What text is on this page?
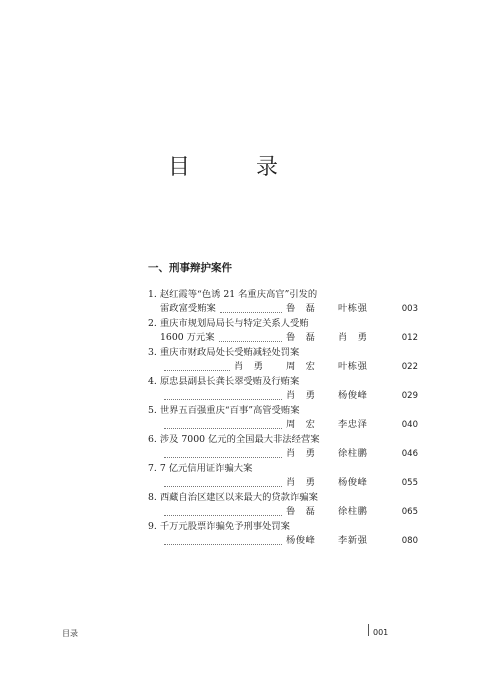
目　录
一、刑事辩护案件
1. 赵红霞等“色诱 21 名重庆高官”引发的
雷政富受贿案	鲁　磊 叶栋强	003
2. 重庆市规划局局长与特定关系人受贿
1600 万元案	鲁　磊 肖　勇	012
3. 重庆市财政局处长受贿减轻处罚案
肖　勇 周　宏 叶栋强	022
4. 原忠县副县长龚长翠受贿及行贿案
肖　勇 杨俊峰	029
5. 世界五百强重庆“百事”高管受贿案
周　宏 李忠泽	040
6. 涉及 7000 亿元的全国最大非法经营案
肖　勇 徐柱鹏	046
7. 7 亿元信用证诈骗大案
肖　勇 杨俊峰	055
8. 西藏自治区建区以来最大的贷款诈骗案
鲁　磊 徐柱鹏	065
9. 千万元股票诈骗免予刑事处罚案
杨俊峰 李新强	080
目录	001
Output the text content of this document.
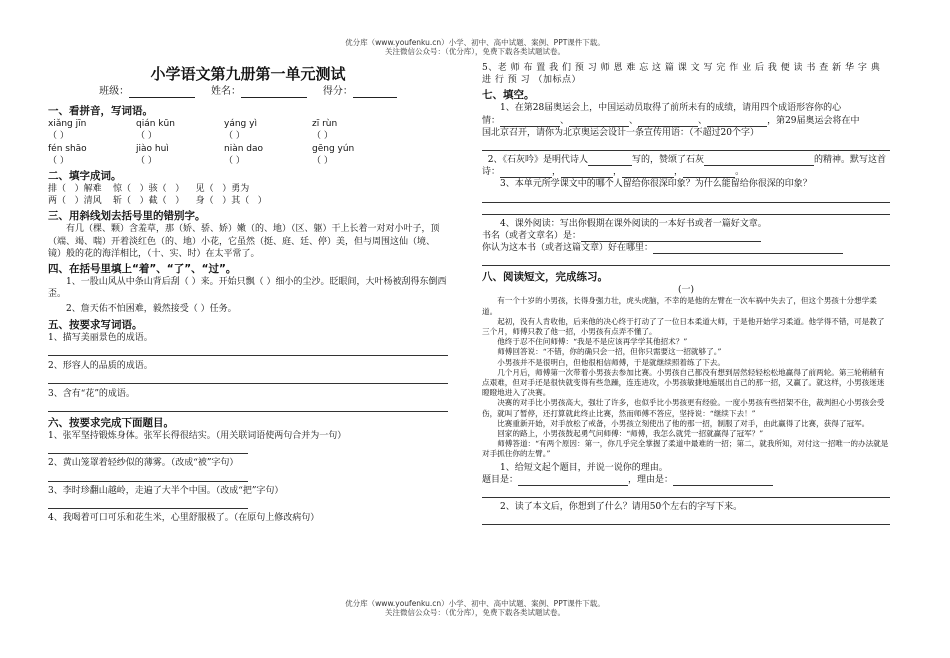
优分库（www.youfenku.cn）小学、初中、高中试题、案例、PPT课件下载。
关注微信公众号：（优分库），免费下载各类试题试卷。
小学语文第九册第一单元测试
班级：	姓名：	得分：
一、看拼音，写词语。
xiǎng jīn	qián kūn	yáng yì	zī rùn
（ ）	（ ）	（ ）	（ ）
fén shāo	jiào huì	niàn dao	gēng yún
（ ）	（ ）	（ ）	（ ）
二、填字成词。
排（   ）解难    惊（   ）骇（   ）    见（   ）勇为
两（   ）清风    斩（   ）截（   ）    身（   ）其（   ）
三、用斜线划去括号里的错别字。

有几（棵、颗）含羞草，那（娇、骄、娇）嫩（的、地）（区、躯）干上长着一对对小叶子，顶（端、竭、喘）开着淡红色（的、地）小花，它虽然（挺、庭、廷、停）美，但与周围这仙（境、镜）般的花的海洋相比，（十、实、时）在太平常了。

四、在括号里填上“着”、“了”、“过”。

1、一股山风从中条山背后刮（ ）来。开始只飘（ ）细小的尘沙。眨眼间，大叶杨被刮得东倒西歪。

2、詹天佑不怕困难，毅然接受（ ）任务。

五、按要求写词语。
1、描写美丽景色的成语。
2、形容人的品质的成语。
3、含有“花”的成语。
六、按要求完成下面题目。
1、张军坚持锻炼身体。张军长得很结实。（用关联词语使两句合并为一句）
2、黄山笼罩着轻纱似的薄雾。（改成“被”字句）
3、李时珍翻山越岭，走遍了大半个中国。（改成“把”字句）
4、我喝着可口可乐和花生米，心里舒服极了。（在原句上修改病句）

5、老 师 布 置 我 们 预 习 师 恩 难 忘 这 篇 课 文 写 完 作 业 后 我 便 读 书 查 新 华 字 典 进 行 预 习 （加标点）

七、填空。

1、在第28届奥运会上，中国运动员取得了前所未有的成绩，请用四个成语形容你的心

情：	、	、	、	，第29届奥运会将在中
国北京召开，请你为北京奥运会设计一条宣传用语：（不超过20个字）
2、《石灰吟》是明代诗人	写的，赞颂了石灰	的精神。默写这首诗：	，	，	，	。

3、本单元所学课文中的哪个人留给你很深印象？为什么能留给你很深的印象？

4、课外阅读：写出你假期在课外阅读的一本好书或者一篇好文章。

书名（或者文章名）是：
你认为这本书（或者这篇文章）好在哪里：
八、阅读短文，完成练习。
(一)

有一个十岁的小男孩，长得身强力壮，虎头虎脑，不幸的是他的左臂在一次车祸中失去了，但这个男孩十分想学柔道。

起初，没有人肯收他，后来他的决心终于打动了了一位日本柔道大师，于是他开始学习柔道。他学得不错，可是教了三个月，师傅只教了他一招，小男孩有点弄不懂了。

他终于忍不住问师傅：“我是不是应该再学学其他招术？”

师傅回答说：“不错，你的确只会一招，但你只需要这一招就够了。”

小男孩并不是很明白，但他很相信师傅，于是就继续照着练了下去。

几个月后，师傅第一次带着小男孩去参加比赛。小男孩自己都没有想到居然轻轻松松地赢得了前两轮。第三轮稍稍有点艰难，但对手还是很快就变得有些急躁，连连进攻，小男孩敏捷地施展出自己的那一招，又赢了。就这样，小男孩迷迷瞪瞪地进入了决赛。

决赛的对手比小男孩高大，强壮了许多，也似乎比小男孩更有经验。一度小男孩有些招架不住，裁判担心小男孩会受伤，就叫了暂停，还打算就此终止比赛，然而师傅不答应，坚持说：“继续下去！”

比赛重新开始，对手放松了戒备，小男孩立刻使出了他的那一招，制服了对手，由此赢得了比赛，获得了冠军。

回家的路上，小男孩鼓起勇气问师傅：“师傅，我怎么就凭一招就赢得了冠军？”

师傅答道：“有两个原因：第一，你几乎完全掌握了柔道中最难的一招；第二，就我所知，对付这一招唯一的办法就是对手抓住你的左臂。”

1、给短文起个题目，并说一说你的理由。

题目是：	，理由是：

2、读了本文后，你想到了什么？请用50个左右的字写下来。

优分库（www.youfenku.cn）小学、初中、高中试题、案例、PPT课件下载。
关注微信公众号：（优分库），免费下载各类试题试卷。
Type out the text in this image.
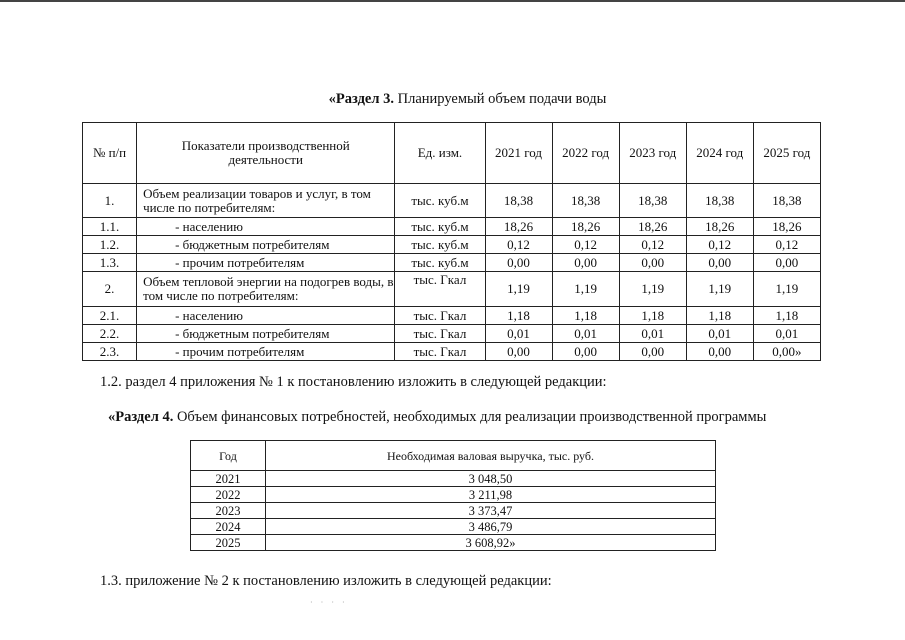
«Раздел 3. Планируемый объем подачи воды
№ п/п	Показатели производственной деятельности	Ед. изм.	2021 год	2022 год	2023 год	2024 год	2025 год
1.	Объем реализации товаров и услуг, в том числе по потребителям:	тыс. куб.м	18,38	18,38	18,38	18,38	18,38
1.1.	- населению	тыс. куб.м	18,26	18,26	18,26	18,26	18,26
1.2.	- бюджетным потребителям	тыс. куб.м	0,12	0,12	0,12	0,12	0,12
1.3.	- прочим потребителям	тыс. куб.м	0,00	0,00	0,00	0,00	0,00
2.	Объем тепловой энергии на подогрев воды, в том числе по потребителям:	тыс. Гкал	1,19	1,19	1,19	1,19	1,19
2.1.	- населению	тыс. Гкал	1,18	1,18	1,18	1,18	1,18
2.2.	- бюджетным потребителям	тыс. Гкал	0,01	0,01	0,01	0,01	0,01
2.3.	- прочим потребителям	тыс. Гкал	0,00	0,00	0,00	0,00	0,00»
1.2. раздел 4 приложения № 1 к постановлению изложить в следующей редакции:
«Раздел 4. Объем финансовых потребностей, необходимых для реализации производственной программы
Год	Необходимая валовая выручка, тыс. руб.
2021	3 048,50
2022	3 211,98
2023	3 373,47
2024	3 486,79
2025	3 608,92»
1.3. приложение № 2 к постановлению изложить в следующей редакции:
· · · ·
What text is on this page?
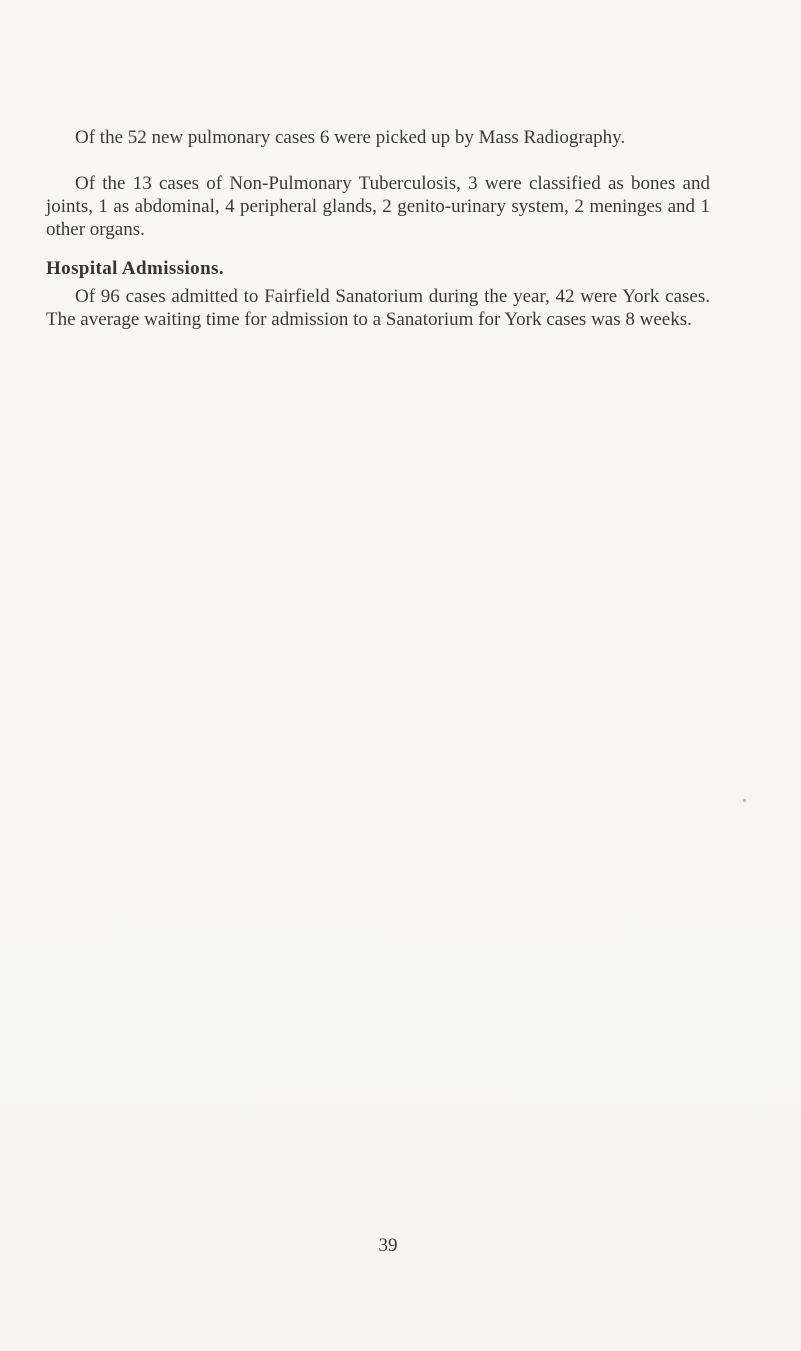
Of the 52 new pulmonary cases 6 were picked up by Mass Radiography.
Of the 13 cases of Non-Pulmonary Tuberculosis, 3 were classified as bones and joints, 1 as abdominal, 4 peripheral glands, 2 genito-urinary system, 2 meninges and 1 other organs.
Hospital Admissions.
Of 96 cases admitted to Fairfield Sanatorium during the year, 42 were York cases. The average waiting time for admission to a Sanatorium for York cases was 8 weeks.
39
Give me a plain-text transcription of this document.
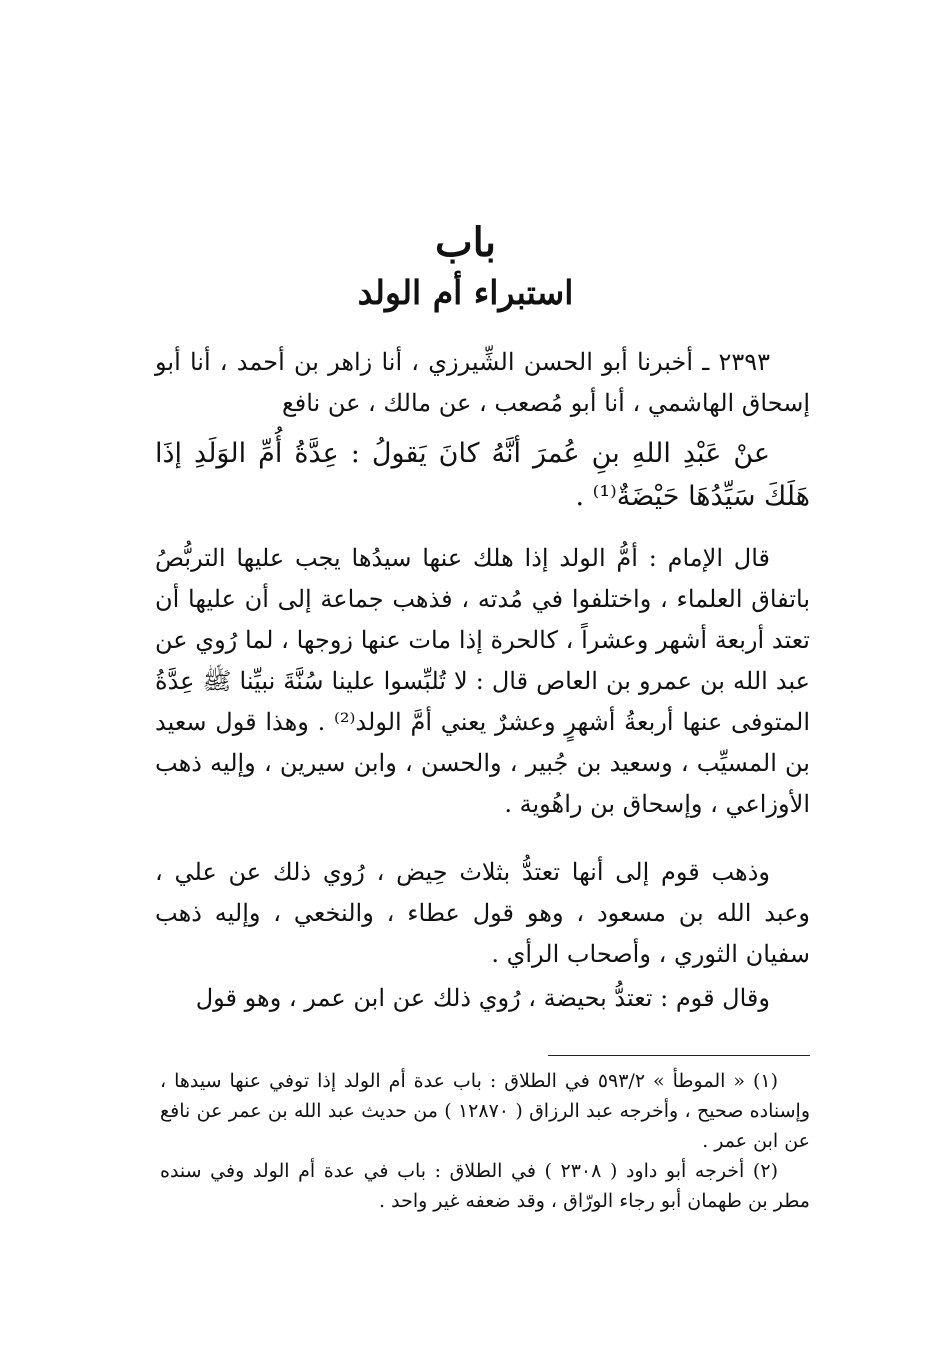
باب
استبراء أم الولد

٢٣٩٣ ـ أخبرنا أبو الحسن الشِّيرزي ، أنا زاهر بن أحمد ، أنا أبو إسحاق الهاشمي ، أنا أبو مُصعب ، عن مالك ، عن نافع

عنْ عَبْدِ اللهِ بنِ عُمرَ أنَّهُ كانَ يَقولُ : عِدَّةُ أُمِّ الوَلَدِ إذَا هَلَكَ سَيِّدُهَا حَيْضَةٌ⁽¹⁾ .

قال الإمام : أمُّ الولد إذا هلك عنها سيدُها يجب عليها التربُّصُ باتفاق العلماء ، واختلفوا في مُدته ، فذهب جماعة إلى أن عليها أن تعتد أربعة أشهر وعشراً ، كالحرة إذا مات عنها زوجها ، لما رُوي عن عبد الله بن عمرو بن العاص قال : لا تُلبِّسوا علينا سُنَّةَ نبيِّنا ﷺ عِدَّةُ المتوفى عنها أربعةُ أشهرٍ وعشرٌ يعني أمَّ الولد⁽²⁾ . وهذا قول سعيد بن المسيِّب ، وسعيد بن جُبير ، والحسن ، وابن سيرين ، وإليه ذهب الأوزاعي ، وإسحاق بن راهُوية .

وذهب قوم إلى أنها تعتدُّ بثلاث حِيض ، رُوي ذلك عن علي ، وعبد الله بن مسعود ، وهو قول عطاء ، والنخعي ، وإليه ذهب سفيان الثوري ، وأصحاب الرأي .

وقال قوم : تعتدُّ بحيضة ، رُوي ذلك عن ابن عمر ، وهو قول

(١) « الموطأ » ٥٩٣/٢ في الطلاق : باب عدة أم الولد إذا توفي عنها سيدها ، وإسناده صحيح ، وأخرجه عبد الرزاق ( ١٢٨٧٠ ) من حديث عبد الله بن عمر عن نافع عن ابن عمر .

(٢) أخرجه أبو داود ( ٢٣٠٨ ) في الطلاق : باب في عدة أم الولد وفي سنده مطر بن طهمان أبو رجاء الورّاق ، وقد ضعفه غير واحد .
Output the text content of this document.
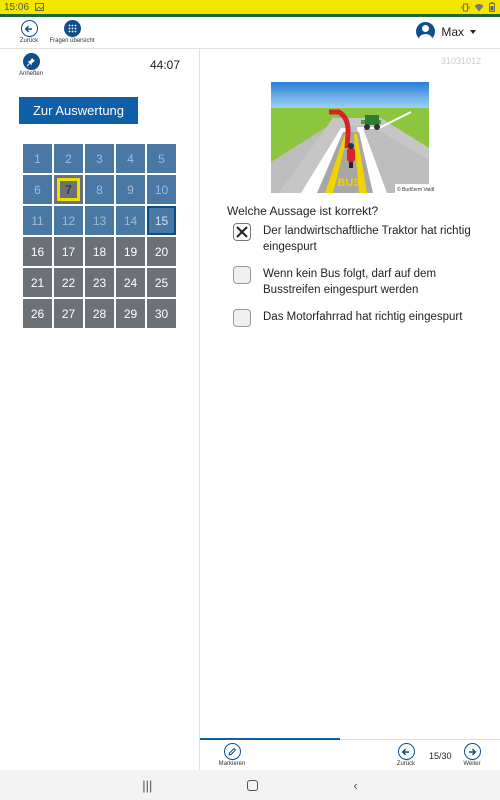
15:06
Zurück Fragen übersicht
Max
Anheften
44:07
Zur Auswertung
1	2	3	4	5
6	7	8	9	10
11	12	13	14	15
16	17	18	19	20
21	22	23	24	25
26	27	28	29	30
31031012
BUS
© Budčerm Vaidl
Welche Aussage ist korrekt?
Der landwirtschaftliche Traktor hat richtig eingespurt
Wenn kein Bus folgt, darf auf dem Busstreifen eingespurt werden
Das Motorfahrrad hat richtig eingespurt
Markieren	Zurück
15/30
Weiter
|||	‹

---

DIRECTIONS FOR THIS TASK: List each line holding the string "воды".

EXPECTED ANSWER:
«Раздел 3. Планируемый объем подачи воды
2.	Объем тепловой энергии на подогрев воды, в том числе по потребителям:	тыс. Гкал	1,19	1,19	1,19	1,19	1,19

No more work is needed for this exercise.